- The input
━━━━
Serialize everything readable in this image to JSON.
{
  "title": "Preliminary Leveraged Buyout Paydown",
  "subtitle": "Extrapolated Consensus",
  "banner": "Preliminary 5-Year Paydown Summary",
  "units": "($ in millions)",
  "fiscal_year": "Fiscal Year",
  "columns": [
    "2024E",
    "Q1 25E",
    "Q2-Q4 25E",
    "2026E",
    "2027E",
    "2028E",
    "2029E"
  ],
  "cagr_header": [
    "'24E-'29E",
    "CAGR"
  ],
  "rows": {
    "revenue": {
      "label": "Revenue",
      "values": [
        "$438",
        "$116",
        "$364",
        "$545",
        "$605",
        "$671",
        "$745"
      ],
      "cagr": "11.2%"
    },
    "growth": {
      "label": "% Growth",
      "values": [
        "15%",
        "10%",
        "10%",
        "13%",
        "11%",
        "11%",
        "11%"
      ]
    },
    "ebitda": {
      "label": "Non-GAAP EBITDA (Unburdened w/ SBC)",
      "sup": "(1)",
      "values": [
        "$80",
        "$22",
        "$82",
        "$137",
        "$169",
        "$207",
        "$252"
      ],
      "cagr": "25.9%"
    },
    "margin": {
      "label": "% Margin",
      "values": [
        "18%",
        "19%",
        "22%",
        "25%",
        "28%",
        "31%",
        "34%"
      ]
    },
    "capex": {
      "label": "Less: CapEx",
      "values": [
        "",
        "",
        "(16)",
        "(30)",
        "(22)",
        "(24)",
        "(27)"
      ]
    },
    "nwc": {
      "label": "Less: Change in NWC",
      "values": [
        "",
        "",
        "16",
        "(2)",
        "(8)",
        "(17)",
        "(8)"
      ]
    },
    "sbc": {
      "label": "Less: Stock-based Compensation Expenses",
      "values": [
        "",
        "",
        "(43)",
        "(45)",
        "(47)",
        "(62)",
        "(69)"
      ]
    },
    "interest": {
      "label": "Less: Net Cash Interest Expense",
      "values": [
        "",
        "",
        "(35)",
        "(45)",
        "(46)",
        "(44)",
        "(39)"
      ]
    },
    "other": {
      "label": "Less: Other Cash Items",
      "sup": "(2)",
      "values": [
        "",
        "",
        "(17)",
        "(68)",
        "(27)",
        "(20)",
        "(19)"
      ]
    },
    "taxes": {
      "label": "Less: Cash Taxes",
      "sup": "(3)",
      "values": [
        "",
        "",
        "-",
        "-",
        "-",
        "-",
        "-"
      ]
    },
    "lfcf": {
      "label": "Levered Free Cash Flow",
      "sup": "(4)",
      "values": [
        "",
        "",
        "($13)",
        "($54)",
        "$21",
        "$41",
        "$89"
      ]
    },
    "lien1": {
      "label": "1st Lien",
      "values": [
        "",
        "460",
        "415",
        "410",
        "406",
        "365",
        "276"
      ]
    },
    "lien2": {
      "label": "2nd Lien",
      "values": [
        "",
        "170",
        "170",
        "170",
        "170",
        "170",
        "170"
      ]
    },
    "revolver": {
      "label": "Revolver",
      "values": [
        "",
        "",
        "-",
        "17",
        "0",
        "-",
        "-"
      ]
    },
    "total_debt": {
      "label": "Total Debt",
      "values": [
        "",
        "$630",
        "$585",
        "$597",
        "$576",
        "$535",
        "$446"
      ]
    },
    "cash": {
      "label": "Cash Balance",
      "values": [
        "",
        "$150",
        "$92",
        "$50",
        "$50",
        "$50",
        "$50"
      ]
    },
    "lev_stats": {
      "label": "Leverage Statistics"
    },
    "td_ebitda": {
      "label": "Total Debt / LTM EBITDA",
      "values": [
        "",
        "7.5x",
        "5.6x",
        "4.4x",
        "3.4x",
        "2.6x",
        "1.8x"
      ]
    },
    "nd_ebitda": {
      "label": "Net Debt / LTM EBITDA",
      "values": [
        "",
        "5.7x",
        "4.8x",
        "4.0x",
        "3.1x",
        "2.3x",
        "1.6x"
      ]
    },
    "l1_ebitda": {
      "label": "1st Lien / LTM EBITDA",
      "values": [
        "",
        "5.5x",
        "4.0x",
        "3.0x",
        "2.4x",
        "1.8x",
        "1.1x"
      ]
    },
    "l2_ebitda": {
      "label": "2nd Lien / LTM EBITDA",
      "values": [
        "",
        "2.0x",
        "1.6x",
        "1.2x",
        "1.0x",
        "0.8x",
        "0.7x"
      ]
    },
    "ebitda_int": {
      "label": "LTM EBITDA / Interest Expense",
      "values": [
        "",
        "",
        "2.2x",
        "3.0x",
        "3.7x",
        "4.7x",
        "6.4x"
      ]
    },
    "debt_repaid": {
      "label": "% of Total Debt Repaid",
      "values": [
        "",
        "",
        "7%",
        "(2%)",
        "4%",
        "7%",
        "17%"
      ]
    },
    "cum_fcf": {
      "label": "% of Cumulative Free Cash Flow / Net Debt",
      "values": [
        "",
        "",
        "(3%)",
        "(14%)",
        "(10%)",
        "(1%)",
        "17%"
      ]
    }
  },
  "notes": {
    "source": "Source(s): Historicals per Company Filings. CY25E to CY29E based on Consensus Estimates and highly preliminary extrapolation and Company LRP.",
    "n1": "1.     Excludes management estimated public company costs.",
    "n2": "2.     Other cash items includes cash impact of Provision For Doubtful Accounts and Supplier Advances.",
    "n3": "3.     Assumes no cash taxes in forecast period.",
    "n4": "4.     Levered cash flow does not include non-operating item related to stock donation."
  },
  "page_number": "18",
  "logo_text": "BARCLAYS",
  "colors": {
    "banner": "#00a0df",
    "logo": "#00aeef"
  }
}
━━━━
- Task details
Note every line above where the string "Free" shows up, and copy those lines.

- Response to the exercise
      "label": "Levered Free Cash Flow",
      "label": "% of Cumulative Free Cash Flow / Net Debt",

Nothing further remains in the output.